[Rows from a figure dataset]

* Start *

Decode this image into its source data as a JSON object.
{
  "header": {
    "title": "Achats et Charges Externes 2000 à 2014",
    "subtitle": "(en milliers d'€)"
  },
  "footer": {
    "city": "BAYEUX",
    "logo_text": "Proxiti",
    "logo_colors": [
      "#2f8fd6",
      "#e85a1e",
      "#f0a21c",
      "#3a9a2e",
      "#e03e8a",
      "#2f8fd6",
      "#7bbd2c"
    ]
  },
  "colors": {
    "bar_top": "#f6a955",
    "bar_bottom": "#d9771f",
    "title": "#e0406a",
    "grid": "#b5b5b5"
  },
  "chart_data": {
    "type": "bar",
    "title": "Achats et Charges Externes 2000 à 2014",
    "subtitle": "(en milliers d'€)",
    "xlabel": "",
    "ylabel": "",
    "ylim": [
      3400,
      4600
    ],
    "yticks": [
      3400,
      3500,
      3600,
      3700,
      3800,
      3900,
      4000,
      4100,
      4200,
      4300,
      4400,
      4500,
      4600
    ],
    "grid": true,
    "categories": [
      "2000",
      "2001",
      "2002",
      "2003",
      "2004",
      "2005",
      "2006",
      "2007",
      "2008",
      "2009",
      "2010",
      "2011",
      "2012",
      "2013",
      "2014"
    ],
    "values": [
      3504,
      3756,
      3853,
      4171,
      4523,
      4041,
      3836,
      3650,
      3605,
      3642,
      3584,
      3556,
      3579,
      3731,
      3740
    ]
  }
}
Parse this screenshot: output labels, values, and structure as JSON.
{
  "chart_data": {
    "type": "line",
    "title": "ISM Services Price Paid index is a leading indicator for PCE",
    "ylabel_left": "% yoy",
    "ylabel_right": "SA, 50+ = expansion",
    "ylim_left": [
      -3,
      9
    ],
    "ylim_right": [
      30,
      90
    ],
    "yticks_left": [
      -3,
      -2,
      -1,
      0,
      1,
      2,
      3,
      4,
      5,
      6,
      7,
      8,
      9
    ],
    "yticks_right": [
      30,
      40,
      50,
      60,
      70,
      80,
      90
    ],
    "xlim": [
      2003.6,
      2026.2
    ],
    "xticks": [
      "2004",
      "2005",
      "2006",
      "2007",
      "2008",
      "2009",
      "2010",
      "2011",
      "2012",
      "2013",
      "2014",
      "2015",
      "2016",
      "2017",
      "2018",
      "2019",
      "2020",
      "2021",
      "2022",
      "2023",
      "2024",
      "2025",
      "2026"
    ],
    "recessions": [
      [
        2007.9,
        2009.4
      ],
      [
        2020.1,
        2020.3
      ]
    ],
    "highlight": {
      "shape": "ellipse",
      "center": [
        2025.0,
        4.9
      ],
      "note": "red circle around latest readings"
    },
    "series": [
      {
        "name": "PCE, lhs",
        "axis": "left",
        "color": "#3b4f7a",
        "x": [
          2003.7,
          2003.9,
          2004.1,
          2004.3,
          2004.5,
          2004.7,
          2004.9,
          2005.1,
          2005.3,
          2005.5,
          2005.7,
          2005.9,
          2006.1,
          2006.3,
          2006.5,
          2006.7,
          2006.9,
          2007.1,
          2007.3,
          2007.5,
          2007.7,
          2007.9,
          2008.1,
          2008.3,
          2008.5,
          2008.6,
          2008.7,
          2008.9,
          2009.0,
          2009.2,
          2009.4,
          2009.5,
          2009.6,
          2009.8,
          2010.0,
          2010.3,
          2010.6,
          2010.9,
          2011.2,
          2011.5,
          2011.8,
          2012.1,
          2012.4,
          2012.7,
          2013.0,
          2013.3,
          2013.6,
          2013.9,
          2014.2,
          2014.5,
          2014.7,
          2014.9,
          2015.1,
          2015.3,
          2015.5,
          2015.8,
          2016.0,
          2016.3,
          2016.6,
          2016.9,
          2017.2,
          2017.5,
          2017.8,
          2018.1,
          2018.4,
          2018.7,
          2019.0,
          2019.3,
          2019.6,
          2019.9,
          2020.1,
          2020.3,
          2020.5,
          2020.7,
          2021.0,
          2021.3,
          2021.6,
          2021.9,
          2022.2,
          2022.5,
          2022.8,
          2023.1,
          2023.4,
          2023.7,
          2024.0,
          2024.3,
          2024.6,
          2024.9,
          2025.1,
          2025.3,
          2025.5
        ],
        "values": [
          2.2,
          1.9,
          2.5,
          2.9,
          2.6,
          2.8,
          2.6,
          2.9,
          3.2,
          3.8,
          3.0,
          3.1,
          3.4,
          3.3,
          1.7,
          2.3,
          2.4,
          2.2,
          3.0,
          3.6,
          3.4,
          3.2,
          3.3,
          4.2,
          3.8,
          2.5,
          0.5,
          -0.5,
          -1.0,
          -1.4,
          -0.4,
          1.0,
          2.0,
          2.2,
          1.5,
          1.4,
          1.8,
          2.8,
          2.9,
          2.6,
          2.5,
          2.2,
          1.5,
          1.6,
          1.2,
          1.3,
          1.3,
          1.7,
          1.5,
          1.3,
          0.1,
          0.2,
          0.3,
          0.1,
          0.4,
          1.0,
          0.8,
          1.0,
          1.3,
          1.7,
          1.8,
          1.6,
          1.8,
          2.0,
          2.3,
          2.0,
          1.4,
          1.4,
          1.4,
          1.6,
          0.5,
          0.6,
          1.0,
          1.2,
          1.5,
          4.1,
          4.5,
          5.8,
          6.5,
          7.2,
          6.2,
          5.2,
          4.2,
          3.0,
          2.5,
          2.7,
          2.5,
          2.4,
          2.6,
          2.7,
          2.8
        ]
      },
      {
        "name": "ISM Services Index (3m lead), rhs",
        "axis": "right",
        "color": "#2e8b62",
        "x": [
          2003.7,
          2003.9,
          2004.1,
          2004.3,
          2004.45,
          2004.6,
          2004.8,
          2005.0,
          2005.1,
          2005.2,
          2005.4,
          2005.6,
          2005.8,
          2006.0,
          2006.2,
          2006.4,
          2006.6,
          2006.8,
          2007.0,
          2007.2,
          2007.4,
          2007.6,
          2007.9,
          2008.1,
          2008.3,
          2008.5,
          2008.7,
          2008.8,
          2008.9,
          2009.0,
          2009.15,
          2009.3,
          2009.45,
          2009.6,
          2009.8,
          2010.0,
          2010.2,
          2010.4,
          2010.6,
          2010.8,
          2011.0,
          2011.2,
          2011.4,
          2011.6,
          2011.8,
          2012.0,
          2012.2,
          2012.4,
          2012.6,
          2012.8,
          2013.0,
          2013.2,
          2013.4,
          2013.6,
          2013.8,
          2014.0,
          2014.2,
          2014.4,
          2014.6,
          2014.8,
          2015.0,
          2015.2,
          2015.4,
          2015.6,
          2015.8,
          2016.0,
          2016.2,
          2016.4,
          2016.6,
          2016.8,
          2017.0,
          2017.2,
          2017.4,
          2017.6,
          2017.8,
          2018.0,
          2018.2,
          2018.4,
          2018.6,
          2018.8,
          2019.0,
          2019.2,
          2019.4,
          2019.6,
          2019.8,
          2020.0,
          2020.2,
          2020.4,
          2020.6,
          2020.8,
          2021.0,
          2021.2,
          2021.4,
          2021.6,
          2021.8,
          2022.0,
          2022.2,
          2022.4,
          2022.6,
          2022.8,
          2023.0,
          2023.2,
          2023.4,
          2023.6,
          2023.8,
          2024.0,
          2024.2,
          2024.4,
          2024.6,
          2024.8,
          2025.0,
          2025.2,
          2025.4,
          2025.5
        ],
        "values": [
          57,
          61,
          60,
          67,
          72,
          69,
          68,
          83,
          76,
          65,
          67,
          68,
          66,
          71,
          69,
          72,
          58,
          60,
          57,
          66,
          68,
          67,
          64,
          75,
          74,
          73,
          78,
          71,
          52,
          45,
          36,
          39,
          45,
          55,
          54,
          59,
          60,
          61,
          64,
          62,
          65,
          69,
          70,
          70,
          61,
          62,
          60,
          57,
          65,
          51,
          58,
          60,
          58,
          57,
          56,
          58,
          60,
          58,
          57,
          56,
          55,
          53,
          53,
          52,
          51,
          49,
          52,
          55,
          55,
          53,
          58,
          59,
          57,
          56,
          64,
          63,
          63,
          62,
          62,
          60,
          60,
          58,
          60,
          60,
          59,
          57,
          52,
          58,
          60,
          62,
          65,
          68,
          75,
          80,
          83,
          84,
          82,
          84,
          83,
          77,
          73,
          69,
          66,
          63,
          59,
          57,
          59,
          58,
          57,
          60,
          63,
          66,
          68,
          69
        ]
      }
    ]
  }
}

* End *

▸ Task goal:
Show every line that contains the word "this".

▸ Solution below:
Decode this image into its source data as a JSON object.
Parse this screenshot: output labels, values, and structure as JSON.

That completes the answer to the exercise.